Activity: Reproduce the data below in full and to the letter, images excepted.

Data to use:
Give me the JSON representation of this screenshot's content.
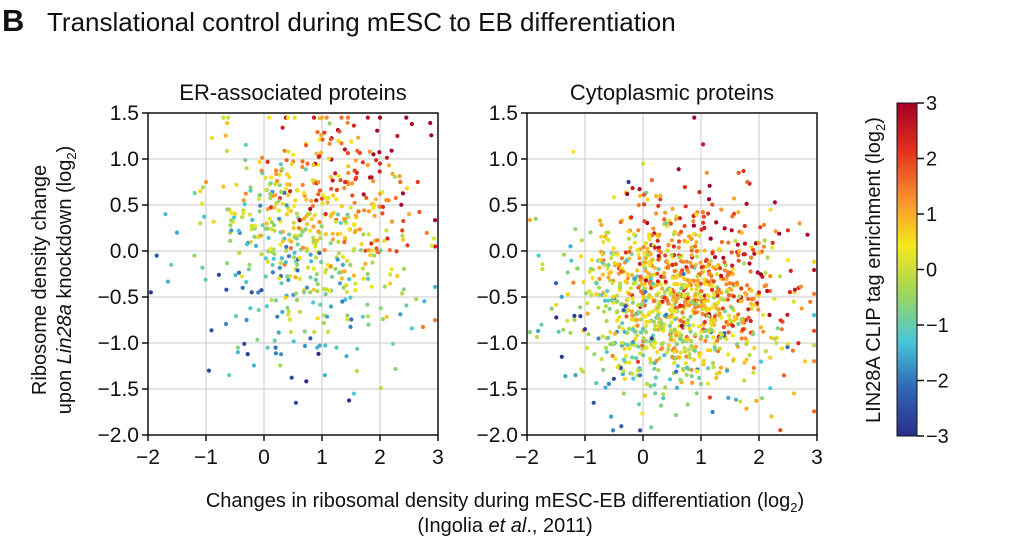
{
  "panel_letter": "B",
  "figure_title": "Translational control during mESC to EB differentiation",
  "shared_ylabel_line1": "Ribosome density change",
  "shared_ylabel_line2_prefix": "upon ",
  "shared_ylabel_line2_italic": "Lin28a",
  "shared_ylabel_line2_suffix": " knockdown (log",
  "shared_ylabel_line2_sub": "2",
  "shared_ylabel_line2_end": ")",
  "shared_xlabel_main": "Changes in ribosomal density during mESC-EB differentiation (log",
  "shared_xlabel_sub": "2",
  "shared_xlabel_end": ")",
  "citation_prefix": "(Ingolia ",
  "citation_italic": "et al",
  "citation_suffix": "., 2011)",
  "colorbar": {
    "label_main": "LIN28A CLIP tag enrichment (log",
    "label_sub": "2",
    "label_end": ")",
    "range": [
      -3,
      3
    ],
    "ticks": [
      "3",
      "2",
      "1",
      "0",
      "−1",
      "−2",
      "−3"
    ],
    "colors": [
      "#a50026",
      "#e3301e",
      "#f98e2e",
      "#f6e81c",
      "#9ed65a",
      "#49c7d8",
      "#2f66b5",
      "#2b2f8a"
    ]
  },
  "chart_data": [
    {
      "type": "scatter",
      "title": "ER-associated proteins",
      "xlim": [
        -2,
        3
      ],
      "ylim": [
        -2.0,
        1.5
      ],
      "xticks": [
        "−2",
        "−1",
        "0",
        "1",
        "2",
        "3"
      ],
      "yticks": [
        "1.5",
        "1.0",
        "0.5",
        "0.0",
        "−0.5",
        "−1.0",
        "−1.5",
        "−2.0"
      ],
      "grid": true,
      "color_encoding": "LIN28A CLIP tag enrichment (log2)",
      "points": [
        [
          1.45,
          1.45,
          1.5
        ],
        [
          2.55,
          1.38,
          2.8
        ],
        [
          2.3,
          1.25,
          2.6
        ],
        [
          1.0,
          1.45,
          1.0
        ],
        [
          -0.7,
          1.45,
          0.0
        ],
        [
          0.1,
          0.35,
          0.5
        ],
        [
          0.75,
          0.95,
          1.6
        ],
        [
          2.0,
          0.95,
          2.2
        ],
        [
          2.5,
          0.4,
          1.0
        ],
        [
          -0.35,
          0.55,
          1.2
        ],
        [
          -0.1,
          0.15,
          0.2
        ],
        [
          -0.25,
          -0.15,
          -0.5
        ],
        [
          0.3,
          -0.35,
          -1.0
        ],
        [
          0.05,
          -0.6,
          -1.2
        ],
        [
          -0.3,
          -0.75,
          -1.8
        ],
        [
          0.2,
          -1.05,
          -2.0
        ],
        [
          -0.45,
          -1.1,
          -1.4
        ],
        [
          -0.6,
          -1.35,
          -1.0
        ],
        [
          -0.95,
          -1.3,
          -2.6
        ],
        [
          0.55,
          -1.65,
          -2.6
        ],
        [
          1.55,
          -1.55,
          -1.2
        ],
        [
          1.05,
          -1.35,
          -1.5
        ],
        [
          1.8,
          -0.8,
          -0.8
        ],
        [
          1.35,
          -0.55,
          -1.9
        ],
        [
          2.2,
          -0.2,
          0.3
        ],
        [
          -1.0,
          0.75,
          1.2
        ],
        [
          -1.1,
          0.3,
          -0.2
        ],
        [
          -1.2,
          -0.05,
          -0.5
        ],
        [
          -1.5,
          0.2,
          -1.6
        ],
        [
          -1.7,
          0.4,
          -1.4
        ],
        [
          -1.85,
          -0.05,
          -2.4
        ],
        [
          -1.95,
          -0.45,
          -2.8
        ],
        [
          -1.6,
          -0.15,
          -1.0
        ],
        [
          -1.1,
          0.65,
          0.6
        ],
        [
          2.35,
          0.75,
          1.6
        ],
        [
          1.3,
          1.3,
          1.9
        ],
        [
          1.9,
          0.5,
          0.6
        ],
        [
          2.65,
          0.75,
          2.1
        ],
        [
          1.6,
          0.85,
          2.3
        ],
        [
          0.9,
          0.55,
          2.4
        ],
        [
          -0.7,
          0.7,
          0.8
        ],
        [
          -0.3,
          0.9,
          -0.2
        ],
        [
          0.6,
          0.25,
          1.4
        ],
        [
          1.1,
          -0.15,
          0.4
        ],
        [
          1.9,
          -0.05,
          -0.4
        ],
        [
          0.45,
          0.65,
          2.5
        ],
        [
          2.15,
          0.55,
          1.3
        ],
        [
          0.8,
          -0.95,
          -2.2
        ],
        [
          1.25,
          -1.05,
          -1.1
        ],
        [
          -0.45,
          -1.05,
          -0.7
        ]
      ]
    },
    {
      "type": "scatter",
      "title": "Cytoplasmic proteins",
      "xlim": [
        -2,
        3
      ],
      "ylim": [
        -2.0,
        1.5
      ],
      "xticks": [
        "−2",
        "−1",
        "0",
        "1",
        "2",
        "3"
      ],
      "yticks": [
        "1.5",
        "1.0",
        "0.5",
        "0.0",
        "−0.5",
        "−1.0",
        "−1.5",
        "−2.0"
      ],
      "grid": true,
      "color_encoding": "LIN28A CLIP tag enrichment (log2)",
      "points": [
        [
          0.0,
          0.95,
          0.1
        ],
        [
          1.65,
          0.85,
          1.8
        ],
        [
          2.2,
          0.45,
          0.3
        ],
        [
          -0.25,
          0.75,
          -2.8
        ],
        [
          -0.05,
          0.6,
          0.8
        ],
        [
          -1.85,
          0.35,
          -0.5
        ],
        [
          -1.8,
          -0.05,
          -1.2
        ],
        [
          -1.75,
          -0.8,
          -0.9
        ],
        [
          -1.4,
          -1.15,
          -2.9
        ],
        [
          -0.85,
          -1.65,
          -2.4
        ],
        [
          -0.55,
          -1.8,
          -1.6
        ],
        [
          -0.05,
          -1.95,
          -2.5
        ],
        [
          0.35,
          -1.6,
          -1.1
        ],
        [
          1.2,
          -1.75,
          -1.9
        ],
        [
          2.05,
          -1.6,
          -0.5
        ],
        [
          2.7,
          0.3,
          1.2
        ],
        [
          2.5,
          -0.1,
          0.5
        ],
        [
          2.6,
          -0.55,
          0.2
        ],
        [
          1.8,
          0.75,
          1.7
        ],
        [
          1.35,
          0.45,
          1.2
        ],
        [
          0.4,
          0.3,
          -0.9
        ],
        [
          -0.6,
          0.2,
          -0.3
        ],
        [
          -1.25,
          0.05,
          -1.5
        ],
        [
          0.7,
          -0.25,
          -2.0
        ],
        [
          1.0,
          -0.5,
          0.6
        ],
        [
          1.55,
          -0.25,
          1.0
        ],
        [
          1.9,
          -0.9,
          -0.7
        ],
        [
          -0.3,
          -0.6,
          -2.4
        ],
        [
          0.15,
          -0.95,
          -2.7
        ],
        [
          -1.0,
          -0.85,
          -2.9
        ],
        [
          0.6,
          -1.25,
          -1.3
        ],
        [
          1.45,
          -1.3,
          -1.6
        ],
        [
          2.3,
          -1.0,
          -0.1
        ],
        [
          -0.8,
          -0.35,
          -1.0
        ],
        [
          0.9,
          0.05,
          1.6
        ],
        [
          1.7,
          0.2,
          0.9
        ],
        [
          -1.5,
          -0.35,
          -2.2
        ],
        [
          -0.15,
          -0.3,
          -1.6
        ],
        [
          0.3,
          0.6,
          0.9
        ],
        [
          1.1,
          0.85,
          1.3
        ]
      ]
    }
  ]
}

Written solution:
Give me the JSON representation of this screenshot's content.
{
  "panel_letter": "B",
  "figure_title": "Translational control during mESC to EB differentiation",
  "shared_ylabel_line1": "Ribosome density change",
  "shared_ylabel_line2_prefix": "upon ",
  "shared_ylabel_line2_italic": "Lin28a",
  "shared_ylabel_line2_suffix": " knockdown (log",
  "shared_ylabel_line2_sub": "2",
  "shared_ylabel_line2_end": ")",
  "shared_xlabel_main": "Changes in ribosomal density during mESC-EB differentiation (log",
  "shared_xlabel_sub": "2",
  "shared_xlabel_end": ")",
  "citation_prefix": "(Ingolia ",
  "citation_italic": "et al",
  "citation_suffix": "., 2011)",
  "colorbar": {
    "label_main": "LIN28A CLIP tag enrichment (log",
    "label_sub": "2",
    "label_end": ")",
    "range": [
      -3,
      3
    ],
    "ticks": [
      "3",
      "2",
      "1",
      "0",
      "−1",
      "−2",
      "−3"
    ],
    "colors": [
      "#a50026",
      "#e3301e",
      "#f98e2e",
      "#f6e81c",
      "#9ed65a",
      "#49c7d8",
      "#2f66b5",
      "#2b2f8a"
    ]
  },
  "chart_data": [
    {
      "type": "scatter",
      "title": "ER-associated proteins",
      "xlim": [
        -2,
        3
      ],
      "ylim": [
        -2.0,
        1.5
      ],
      "xticks": [
        "−2",
        "−1",
        "0",
        "1",
        "2",
        "3"
      ],
      "yticks": [
        "1.5",
        "1.0",
        "0.5",
        "0.0",
        "−0.5",
        "−1.0",
        "−1.5",
        "−2.0"
      ],
      "grid": true,
      "color_encoding": "LIN28A CLIP tag enrichment (log2)",
      "points": [
        [
          1.45,
          1.45,
          1.5
        ],
        [
          2.55,
          1.38,
          2.8
        ],
        [
          2.3,
          1.25,
          2.6
        ],
        [
          1.0,
          1.45,
          1.0
        ],
        [
          -0.7,
          1.45,
          0.0
        ],
        [
          0.1,
          0.35,
          0.5
        ],
        [
          0.75,
          0.95,
          1.6
        ],
        [
          2.0,
          0.95,
          2.2
        ],
        [
          2.5,
          0.4,
          1.0
        ],
        [
          -0.35,
          0.55,
          1.2
        ],
        [
          -0.1,
          0.15,
          0.2
        ],
        [
          -0.25,
          -0.15,
          -0.5
        ],
        [
          0.3,
          -0.35,
          -1.0
        ],
        [
          0.05,
          -0.6,
          -1.2
        ],
        [
          -0.3,
          -0.75,
          -1.8
        ],
        [
          0.2,
          -1.05,
          -2.0
        ],
        [
          -0.45,
          -1.1,
          -1.4
        ],
        [
          -0.6,
          -1.35,
          -1.0
        ],
        [
          -0.95,
          -1.3,
          -2.6
        ],
        [
          0.55,
          -1.65,
          -2.6
        ],
        [
          1.55,
          -1.55,
          -1.2
        ],
        [
          1.05,
          -1.35,
          -1.5
        ],
        [
          1.8,
          -0.8,
          -0.8
        ],
        [
          1.35,
          -0.55,
          -1.9
        ],
        [
          2.2,
          -0.2,
          0.3
        ],
        [
          -1.0,
          0.75,
          1.2
        ],
        [
          -1.1,
          0.3,
          -0.2
        ],
        [
          -1.2,
          -0.05,
          -0.5
        ],
        [
          -1.5,
          0.2,
          -1.6
        ],
        [
          -1.7,
          0.4,
          -1.4
        ],
        [
          -1.85,
          -0.05,
          -2.4
        ],
        [
          -1.95,
          -0.45,
          -2.8
        ],
        [
          -1.6,
          -0.15,
          -1.0
        ],
        [
          -1.1,
          0.65,
          0.6
        ],
        [
          2.35,
          0.75,
          1.6
        ],
        [
          1.3,
          1.3,
          1.9
        ],
        [
          1.9,
          0.5,
          0.6
        ],
        [
          2.65,
          0.75,
          2.1
        ],
        [
          1.6,
          0.85,
          2.3
        ],
        [
          0.9,
          0.55,
          2.4
        ],
        [
          -0.7,
          0.7,
          0.8
        ],
        [
          -0.3,
          0.9,
          -0.2
        ],
        [
          0.6,
          0.25,
          1.4
        ],
        [
          1.1,
          -0.15,
          0.4
        ],
        [
          1.9,
          -0.05,
          -0.4
        ],
        [
          0.45,
          0.65,
          2.5
        ],
        [
          2.15,
          0.55,
          1.3
        ],
        [
          0.8,
          -0.95,
          -2.2
        ],
        [
          1.25,
          -1.05,
          -1.1
        ],
        [
          -0.45,
          -1.05,
          -0.7
        ]
      ]
    },
    {
      "type": "scatter",
      "title": "Cytoplasmic proteins",
      "xlim": [
        -2,
        3
      ],
      "ylim": [
        -2.0,
        1.5
      ],
      "xticks": [
        "−2",
        "−1",
        "0",
        "1",
        "2",
        "3"
      ],
      "yticks": [
        "1.5",
        "1.0",
        "0.5",
        "0.0",
        "−0.5",
        "−1.0",
        "−1.5",
        "−2.0"
      ],
      "grid": true,
      "color_encoding": "LIN28A CLIP tag enrichment (log2)",
      "points": [
        [
          0.0,
          0.95,
          0.1
        ],
        [
          1.65,
          0.85,
          1.8
        ],
        [
          2.2,
          0.45,
          0.3
        ],
        [
          -0.25,
          0.75,
          -2.8
        ],
        [
          -0.05,
          0.6,
          0.8
        ],
        [
          -1.85,
          0.35,
          -0.5
        ],
        [
          -1.8,
          -0.05,
          -1.2
        ],
        [
          -1.75,
          -0.8,
          -0.9
        ],
        [
          -1.4,
          -1.15,
          -2.9
        ],
        [
          -0.85,
          -1.65,
          -2.4
        ],
        [
          -0.55,
          -1.8,
          -1.6
        ],
        [
          -0.05,
          -1.95,
          -2.5
        ],
        [
          0.35,
          -1.6,
          -1.1
        ],
        [
          1.2,
          -1.75,
          -1.9
        ],
        [
          2.05,
          -1.6,
          -0.5
        ],
        [
          2.7,
          0.3,
          1.2
        ],
        [
          2.5,
          -0.1,
          0.5
        ],
        [
          2.6,
          -0.55,
          0.2
        ],
        [
          1.8,
          0.75,
          1.7
        ],
        [
          1.35,
          0.45,
          1.2
        ],
        [
          0.4,
          0.3,
          -0.9
        ],
        [
          -0.6,
          0.2,
          -0.3
        ],
        [
          -1.25,
          0.05,
          -1.5
        ],
        [
          0.7,
          -0.25,
          -2.0
        ],
        [
          1.0,
          -0.5,
          0.6
        ],
        [
          1.55,
          -0.25,
          1.0
        ],
        [
          1.9,
          -0.9,
          -0.7
        ],
        [
          -0.3,
          -0.6,
          -2.4
        ],
        [
          0.15,
          -0.95,
          -2.7
        ],
        [
          -1.0,
          -0.85,
          -2.9
        ],
        [
          0.6,
          -1.25,
          -1.3
        ],
        [
          1.45,
          -1.3,
          -1.6
        ],
        [
          2.3,
          -1.0,
          -0.1
        ],
        [
          -0.8,
          -0.35,
          -1.0
        ],
        [
          0.9,
          0.05,
          1.6
        ],
        [
          1.7,
          0.2,
          0.9
        ],
        [
          -1.5,
          -0.35,
          -2.2
        ],
        [
          -0.15,
          -0.3,
          -1.6
        ],
        [
          0.3,
          0.6,
          0.9
        ],
        [
          1.1,
          0.85,
          1.3
        ]
      ]
    }
  ]
}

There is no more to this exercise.